• _Task prompt_
Identify the lines bearing the string "image" and gather them.

• _Entries supplied_
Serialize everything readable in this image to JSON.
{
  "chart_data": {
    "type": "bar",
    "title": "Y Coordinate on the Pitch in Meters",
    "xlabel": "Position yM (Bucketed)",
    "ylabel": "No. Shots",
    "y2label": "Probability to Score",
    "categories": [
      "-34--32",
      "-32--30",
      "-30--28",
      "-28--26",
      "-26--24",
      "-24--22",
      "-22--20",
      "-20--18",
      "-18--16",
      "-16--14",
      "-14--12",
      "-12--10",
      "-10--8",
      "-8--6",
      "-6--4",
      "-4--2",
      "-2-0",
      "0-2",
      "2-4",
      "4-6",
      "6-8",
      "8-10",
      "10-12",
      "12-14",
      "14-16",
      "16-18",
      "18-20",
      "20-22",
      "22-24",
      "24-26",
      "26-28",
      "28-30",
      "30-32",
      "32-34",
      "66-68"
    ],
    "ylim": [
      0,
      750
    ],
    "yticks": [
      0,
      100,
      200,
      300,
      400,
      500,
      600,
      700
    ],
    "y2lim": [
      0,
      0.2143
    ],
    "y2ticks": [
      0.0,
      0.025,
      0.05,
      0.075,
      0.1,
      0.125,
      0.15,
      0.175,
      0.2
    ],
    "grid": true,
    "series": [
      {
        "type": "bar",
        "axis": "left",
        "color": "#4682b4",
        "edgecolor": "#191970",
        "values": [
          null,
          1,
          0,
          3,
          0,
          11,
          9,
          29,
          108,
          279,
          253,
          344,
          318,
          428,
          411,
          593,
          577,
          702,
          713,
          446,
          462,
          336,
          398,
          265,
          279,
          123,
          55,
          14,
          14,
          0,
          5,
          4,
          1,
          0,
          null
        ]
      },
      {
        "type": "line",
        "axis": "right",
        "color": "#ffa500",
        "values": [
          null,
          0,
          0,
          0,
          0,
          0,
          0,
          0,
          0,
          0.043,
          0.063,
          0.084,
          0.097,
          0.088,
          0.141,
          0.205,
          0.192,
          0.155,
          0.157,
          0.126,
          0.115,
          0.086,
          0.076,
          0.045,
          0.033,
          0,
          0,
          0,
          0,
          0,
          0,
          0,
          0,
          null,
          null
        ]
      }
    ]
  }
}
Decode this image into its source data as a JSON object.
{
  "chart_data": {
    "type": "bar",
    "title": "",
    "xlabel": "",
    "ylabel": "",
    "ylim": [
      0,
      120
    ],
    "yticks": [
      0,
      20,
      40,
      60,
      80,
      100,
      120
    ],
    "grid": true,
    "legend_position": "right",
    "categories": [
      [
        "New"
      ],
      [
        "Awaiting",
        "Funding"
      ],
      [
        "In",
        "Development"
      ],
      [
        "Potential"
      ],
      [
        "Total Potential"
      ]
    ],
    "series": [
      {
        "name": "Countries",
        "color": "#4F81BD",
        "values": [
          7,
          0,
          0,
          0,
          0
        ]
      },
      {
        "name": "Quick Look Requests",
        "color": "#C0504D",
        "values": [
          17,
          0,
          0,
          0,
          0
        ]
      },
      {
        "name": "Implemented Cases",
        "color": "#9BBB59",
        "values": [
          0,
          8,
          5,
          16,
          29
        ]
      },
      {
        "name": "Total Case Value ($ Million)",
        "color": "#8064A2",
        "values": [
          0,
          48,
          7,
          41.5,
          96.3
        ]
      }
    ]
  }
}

• _Complete answer_
Serialize everything readable in this image to JSON.
Decode this image into its source data as a JSON object.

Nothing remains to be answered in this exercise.